Gather all lines in the data that hold the string "ndegree".

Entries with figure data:

####

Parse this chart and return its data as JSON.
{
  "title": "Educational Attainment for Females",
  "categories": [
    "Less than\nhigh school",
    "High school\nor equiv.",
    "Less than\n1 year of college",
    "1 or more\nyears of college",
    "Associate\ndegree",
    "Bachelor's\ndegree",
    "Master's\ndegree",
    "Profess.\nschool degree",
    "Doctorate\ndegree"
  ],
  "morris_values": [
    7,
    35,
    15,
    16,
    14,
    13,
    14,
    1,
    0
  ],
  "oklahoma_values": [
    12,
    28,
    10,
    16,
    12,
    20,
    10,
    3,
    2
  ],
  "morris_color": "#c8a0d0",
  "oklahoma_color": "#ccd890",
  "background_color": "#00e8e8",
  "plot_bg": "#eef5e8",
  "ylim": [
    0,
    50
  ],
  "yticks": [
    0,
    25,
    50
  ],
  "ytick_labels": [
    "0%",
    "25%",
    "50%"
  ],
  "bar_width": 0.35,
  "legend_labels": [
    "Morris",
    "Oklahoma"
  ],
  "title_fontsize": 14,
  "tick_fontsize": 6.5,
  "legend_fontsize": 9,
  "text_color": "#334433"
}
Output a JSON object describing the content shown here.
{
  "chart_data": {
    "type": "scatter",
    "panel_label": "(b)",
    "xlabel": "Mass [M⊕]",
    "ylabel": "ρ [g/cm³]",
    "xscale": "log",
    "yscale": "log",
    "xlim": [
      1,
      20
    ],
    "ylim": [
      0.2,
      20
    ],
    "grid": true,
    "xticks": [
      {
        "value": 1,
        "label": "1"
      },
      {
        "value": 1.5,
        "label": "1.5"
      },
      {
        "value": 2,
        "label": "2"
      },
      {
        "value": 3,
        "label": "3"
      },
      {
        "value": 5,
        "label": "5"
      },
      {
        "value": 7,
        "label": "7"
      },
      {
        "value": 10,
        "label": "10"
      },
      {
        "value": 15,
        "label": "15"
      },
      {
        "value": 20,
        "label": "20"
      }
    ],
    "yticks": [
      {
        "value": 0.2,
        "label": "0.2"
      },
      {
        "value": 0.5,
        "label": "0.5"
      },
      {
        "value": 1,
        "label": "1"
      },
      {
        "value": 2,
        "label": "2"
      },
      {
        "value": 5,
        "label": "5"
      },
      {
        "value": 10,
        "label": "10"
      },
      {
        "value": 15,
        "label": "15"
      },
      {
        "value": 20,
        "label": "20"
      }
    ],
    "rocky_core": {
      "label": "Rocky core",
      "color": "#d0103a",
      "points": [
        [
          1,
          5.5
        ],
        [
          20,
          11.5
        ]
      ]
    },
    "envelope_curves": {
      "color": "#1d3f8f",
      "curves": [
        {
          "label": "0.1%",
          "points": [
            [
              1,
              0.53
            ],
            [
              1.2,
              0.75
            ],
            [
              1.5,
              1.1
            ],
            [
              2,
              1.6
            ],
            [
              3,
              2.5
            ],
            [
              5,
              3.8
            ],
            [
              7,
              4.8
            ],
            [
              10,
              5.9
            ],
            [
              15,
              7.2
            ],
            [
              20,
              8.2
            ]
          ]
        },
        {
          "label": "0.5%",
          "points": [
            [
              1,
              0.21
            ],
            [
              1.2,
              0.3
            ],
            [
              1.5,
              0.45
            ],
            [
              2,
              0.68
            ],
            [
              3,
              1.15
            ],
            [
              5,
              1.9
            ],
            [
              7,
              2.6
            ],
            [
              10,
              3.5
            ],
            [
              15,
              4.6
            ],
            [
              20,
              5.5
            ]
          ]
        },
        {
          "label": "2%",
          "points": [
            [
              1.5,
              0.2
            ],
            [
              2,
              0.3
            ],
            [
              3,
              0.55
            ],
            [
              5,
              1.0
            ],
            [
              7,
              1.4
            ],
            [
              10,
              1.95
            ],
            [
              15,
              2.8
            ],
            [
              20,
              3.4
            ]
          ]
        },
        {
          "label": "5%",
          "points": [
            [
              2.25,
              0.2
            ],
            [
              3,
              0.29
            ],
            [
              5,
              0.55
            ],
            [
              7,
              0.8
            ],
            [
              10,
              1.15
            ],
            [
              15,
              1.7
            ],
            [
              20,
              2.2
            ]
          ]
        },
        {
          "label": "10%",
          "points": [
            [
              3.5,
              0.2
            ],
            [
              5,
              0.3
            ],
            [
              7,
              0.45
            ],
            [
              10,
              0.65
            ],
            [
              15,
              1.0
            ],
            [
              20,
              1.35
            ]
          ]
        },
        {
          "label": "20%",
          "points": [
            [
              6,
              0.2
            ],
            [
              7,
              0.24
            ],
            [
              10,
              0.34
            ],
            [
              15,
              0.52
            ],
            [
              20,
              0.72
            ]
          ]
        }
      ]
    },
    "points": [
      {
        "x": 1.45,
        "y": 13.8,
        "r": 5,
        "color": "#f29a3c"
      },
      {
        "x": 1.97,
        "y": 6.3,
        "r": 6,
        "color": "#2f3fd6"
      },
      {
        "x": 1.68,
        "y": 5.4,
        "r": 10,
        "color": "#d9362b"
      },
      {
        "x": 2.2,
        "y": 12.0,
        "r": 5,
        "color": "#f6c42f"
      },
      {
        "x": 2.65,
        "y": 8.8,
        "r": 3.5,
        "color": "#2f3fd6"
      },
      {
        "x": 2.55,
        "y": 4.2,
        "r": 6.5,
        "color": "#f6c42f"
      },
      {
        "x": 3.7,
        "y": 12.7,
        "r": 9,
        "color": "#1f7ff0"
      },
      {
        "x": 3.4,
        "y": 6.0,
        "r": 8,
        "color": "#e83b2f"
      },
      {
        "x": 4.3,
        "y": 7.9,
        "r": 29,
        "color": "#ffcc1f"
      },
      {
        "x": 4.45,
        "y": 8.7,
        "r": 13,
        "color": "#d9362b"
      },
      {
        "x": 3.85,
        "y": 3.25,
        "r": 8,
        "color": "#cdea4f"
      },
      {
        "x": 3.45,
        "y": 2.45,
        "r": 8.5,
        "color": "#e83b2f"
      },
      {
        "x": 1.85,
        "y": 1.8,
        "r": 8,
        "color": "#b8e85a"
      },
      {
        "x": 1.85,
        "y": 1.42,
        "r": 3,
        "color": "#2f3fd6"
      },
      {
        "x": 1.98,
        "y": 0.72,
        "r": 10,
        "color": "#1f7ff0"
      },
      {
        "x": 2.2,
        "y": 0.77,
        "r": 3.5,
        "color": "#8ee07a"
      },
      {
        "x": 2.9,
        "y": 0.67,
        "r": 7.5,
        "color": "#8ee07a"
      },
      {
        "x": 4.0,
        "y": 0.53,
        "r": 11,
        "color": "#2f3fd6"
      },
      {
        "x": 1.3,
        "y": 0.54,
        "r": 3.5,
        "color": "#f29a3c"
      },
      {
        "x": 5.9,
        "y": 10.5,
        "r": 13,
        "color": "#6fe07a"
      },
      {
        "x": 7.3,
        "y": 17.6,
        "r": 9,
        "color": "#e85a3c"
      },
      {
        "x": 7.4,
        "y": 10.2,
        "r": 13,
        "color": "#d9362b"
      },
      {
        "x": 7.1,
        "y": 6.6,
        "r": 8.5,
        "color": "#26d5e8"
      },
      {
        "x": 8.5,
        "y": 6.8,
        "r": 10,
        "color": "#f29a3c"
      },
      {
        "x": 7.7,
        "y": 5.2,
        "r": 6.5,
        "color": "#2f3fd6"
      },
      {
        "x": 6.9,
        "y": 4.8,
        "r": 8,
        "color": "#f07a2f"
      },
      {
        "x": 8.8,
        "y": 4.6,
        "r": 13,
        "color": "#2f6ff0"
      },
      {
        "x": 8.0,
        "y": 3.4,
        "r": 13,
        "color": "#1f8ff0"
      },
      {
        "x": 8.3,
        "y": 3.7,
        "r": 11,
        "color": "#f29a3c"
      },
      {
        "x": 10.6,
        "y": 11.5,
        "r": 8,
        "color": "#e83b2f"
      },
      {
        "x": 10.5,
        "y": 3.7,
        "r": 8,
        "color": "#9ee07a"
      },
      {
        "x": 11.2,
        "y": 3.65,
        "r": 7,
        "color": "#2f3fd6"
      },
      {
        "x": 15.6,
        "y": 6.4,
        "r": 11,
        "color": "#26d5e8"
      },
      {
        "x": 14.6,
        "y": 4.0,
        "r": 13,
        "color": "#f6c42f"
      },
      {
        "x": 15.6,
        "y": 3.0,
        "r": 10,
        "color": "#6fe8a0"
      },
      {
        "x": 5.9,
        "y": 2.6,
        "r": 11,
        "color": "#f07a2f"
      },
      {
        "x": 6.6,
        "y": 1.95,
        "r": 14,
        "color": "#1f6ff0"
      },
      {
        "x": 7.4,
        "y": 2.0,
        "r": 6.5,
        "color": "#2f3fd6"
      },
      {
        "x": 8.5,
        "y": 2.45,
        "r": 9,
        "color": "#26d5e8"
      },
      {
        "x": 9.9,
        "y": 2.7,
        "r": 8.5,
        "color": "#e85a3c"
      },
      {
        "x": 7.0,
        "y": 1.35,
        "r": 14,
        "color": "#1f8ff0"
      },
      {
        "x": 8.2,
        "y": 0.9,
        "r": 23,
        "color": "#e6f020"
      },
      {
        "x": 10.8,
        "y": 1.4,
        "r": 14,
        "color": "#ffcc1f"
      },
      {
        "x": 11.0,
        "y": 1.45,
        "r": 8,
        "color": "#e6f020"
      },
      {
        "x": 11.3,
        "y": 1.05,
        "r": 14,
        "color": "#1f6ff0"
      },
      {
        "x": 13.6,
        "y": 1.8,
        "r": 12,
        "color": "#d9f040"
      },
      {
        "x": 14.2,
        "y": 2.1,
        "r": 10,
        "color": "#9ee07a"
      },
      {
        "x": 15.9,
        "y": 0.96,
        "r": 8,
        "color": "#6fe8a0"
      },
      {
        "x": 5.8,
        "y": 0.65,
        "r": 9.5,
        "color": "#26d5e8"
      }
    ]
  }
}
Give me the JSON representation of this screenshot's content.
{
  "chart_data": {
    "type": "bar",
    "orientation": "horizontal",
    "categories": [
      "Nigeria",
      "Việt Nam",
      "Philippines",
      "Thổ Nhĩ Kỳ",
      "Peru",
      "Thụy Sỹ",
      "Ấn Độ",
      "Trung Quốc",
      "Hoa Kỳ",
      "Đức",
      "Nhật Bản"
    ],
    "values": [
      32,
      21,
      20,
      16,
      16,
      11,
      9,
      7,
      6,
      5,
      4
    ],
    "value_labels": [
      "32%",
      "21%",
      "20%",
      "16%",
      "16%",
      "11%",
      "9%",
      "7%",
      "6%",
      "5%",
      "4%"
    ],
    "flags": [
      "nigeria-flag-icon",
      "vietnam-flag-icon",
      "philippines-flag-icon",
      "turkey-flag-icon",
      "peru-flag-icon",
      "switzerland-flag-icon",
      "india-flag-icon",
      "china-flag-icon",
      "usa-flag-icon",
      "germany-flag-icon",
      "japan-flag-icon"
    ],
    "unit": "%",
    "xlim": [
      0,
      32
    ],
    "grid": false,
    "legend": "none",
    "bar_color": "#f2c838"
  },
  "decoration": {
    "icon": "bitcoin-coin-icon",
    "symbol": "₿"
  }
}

####

Output:
    "Associate\ndegree",
    "Bachelor's\ndegree",
    "Master's\ndegree",
    "Doctorate\ndegree"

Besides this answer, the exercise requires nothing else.